═════ Rows

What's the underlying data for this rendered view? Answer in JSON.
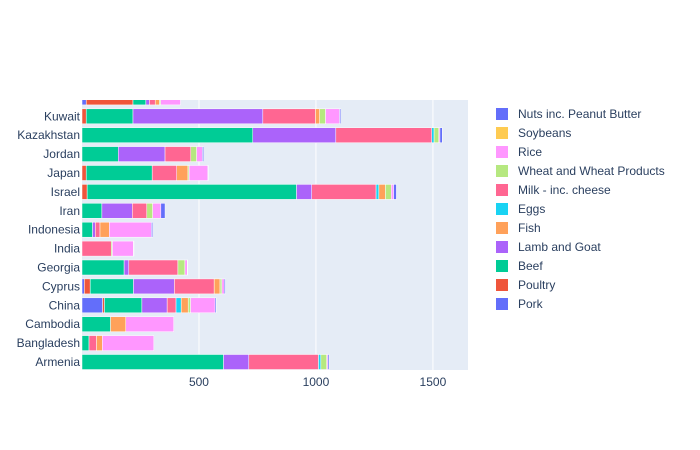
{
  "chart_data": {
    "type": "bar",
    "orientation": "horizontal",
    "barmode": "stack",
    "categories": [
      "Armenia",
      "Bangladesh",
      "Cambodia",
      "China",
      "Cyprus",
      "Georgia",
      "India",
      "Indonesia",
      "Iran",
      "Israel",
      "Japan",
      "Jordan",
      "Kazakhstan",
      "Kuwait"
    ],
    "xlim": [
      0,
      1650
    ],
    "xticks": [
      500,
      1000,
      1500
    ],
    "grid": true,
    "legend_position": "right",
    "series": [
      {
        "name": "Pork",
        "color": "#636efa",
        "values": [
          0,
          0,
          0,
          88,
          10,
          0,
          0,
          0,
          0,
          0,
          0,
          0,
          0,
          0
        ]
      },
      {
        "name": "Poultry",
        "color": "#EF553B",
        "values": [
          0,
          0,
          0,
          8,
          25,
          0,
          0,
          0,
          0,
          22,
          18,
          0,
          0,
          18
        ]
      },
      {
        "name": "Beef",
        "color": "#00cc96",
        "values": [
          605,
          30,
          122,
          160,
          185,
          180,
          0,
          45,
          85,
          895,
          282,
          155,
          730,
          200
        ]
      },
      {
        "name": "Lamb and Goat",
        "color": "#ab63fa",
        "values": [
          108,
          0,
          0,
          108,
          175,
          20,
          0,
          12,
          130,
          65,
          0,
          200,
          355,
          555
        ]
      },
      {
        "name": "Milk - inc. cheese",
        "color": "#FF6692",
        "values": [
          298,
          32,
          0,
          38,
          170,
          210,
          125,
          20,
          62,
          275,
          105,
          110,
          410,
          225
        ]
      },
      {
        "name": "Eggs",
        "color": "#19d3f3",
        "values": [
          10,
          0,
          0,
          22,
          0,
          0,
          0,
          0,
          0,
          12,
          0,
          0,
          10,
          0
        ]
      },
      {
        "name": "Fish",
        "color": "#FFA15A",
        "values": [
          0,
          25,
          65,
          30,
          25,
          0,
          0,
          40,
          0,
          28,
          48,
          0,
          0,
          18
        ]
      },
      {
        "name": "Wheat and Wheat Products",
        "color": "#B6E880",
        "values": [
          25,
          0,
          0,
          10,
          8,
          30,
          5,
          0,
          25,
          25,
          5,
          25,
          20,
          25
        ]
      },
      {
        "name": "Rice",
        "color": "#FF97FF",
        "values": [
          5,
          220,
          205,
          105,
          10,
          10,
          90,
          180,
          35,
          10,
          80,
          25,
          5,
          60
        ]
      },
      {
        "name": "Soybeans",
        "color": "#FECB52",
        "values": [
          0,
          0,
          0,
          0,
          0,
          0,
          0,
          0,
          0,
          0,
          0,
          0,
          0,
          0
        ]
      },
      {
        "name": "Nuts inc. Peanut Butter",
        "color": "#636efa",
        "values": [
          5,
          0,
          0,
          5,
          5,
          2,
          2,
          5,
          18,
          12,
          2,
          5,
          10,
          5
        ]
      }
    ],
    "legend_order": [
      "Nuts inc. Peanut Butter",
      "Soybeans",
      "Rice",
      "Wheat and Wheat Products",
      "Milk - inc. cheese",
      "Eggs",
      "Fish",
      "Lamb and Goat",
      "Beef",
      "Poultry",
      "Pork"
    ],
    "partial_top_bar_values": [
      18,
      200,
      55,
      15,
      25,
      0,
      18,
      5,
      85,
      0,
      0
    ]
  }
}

══════════

Problem to work on: What count of lines in the listing contain the word "name"? Reply with the number only.

Task result: 11